→ GIVEN INSTRUCTION
Take down each entry exactly as written.

-.-.-

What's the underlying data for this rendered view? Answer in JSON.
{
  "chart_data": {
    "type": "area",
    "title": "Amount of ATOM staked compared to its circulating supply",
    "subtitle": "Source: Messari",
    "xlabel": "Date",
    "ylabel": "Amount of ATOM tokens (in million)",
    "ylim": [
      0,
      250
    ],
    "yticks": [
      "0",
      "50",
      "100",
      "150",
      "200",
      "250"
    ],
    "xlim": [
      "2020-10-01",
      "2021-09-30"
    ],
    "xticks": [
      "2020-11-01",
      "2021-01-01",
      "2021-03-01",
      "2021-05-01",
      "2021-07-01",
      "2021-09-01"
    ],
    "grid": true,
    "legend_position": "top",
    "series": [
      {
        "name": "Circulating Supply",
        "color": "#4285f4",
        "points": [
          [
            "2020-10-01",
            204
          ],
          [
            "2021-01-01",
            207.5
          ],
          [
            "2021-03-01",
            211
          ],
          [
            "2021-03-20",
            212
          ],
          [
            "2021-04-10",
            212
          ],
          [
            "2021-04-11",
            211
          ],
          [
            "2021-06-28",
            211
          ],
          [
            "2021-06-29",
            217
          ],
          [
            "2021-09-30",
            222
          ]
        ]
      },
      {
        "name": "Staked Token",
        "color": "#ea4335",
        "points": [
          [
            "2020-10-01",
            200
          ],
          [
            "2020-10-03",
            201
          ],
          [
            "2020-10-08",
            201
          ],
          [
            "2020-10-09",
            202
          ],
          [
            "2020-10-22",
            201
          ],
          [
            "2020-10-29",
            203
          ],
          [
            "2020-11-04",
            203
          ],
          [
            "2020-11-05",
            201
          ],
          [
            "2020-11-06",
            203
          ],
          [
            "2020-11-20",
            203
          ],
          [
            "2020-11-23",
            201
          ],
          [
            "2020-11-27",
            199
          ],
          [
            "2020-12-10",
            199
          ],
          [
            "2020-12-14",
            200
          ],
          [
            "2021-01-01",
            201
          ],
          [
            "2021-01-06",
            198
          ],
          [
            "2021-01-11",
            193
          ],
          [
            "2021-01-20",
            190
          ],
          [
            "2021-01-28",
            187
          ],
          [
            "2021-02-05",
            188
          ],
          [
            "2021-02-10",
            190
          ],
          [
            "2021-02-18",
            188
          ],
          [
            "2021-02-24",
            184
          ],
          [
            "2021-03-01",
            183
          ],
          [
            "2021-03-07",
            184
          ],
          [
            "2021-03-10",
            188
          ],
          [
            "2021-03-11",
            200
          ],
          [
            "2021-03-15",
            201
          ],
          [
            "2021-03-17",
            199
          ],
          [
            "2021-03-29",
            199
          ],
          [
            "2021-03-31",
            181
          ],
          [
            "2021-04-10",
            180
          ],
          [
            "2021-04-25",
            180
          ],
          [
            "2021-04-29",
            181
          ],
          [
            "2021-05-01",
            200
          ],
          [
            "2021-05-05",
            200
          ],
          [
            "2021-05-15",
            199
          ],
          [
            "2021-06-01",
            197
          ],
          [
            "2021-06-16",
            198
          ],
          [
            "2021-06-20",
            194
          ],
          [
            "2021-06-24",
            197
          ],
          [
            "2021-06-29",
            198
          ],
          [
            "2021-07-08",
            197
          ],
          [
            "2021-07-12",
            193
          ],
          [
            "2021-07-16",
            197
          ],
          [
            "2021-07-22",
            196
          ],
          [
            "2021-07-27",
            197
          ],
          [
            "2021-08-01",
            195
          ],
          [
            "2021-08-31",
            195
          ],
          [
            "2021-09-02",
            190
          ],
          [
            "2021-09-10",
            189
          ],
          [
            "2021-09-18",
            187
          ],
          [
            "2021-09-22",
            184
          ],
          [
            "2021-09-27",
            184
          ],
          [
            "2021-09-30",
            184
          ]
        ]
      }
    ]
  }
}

-.-.-

→ RESULT OF THIS EXERCISE
What's the underlying data for this rendered view? Answer in JSON.
{
  "chart_data": {
    "type": "area",
    "title": "Amount of ATOM staked compared to its circulating supply",
    "subtitle": "Source: Messari",
    "xlabel": "Date",
    "ylabel": "Amount of ATOM tokens (in million)",
    "ylim": [
      0,
      250
    ],
    "yticks": [
      "0",
      "50",
      "100",
      "150",
      "200",
      "250"
    ],
    "xlim": [
      "2020-10-01",
      "2021-09-30"
    ],
    "xticks": [
      "2020-11-01",
      "2021-01-01",
      "2021-03-01",
      "2021-05-01",
      "2021-07-01",
      "2021-09-01"
    ],
    "grid": true,
    "legend_position": "top",
    "series": [
      {
        "name": "Circulating Supply",
        "color": "#4285f4",
        "points": [
          [
            "2020-10-01",
            204
          ],
          [
            "2021-01-01",
            207.5
          ],
          [
            "2021-03-01",
            211
          ],
          [
            "2021-03-20",
            212
          ],
          [
            "2021-04-10",
            212
          ],
          [
            "2021-04-11",
            211
          ],
          [
            "2021-06-28",
            211
          ],
          [
            "2021-06-29",
            217
          ],
          [
            "2021-09-30",
            222
          ]
        ]
      },
      {
        "name": "Staked Token",
        "color": "#ea4335",
        "points": [
          [
            "2020-10-01",
            200
          ],
          [
            "2020-10-03",
            201
          ],
          [
            "2020-10-08",
            201
          ],
          [
            "2020-10-09",
            202
          ],
          [
            "2020-10-22",
            201
          ],
          [
            "2020-10-29",
            203
          ],
          [
            "2020-11-04",
            203
          ],
          [
            "2020-11-05",
            201
          ],
          [
            "2020-11-06",
            203
          ],
          [
            "2020-11-20",
            203
          ],
          [
            "2020-11-23",
            201
          ],
          [
            "2020-11-27",
            199
          ],
          [
            "2020-12-10",
            199
          ],
          [
            "2020-12-14",
            200
          ],
          [
            "2021-01-01",
            201
          ],
          [
            "2021-01-06",
            198
          ],
          [
            "2021-01-11",
            193
          ],
          [
            "2021-01-20",
            190
          ],
          [
            "2021-01-28",
            187
          ],
          [
            "2021-02-05",
            188
          ],
          [
            "2021-02-10",
            190
          ],
          [
            "2021-02-18",
            188
          ],
          [
            "2021-02-24",
            184
          ],
          [
            "2021-03-01",
            183
          ],
          [
            "2021-03-07",
            184
          ],
          [
            "2021-03-10",
            188
          ],
          [
            "2021-03-11",
            200
          ],
          [
            "2021-03-15",
            201
          ],
          [
            "2021-03-17",
            199
          ],
          [
            "2021-03-29",
            199
          ],
          [
            "2021-03-31",
            181
          ],
          [
            "2021-04-10",
            180
          ],
          [
            "2021-04-25",
            180
          ],
          [
            "2021-04-29",
            181
          ],
          [
            "2021-05-01",
            200
          ],
          [
            "2021-05-05",
            200
          ],
          [
            "2021-05-15",
            199
          ],
          [
            "2021-06-01",
            197
          ],
          [
            "2021-06-16",
            198
          ],
          [
            "2021-06-20",
            194
          ],
          [
            "2021-06-24",
            197
          ],
          [
            "2021-06-29",
            198
          ],
          [
            "2021-07-08",
            197
          ],
          [
            "2021-07-12",
            193
          ],
          [
            "2021-07-16",
            197
          ],
          [
            "2021-07-22",
            196
          ],
          [
            "2021-07-27",
            197
          ],
          [
            "2021-08-01",
            195
          ],
          [
            "2021-08-31",
            195
          ],
          [
            "2021-09-02",
            190
          ],
          [
            "2021-09-10",
            189
          ],
          [
            "2021-09-18",
            187
          ],
          [
            "2021-09-22",
            184
          ],
          [
            "2021-09-27",
            184
          ],
          [
            "2021-09-30",
            184
          ]
        ]
      }
    ]
  }
}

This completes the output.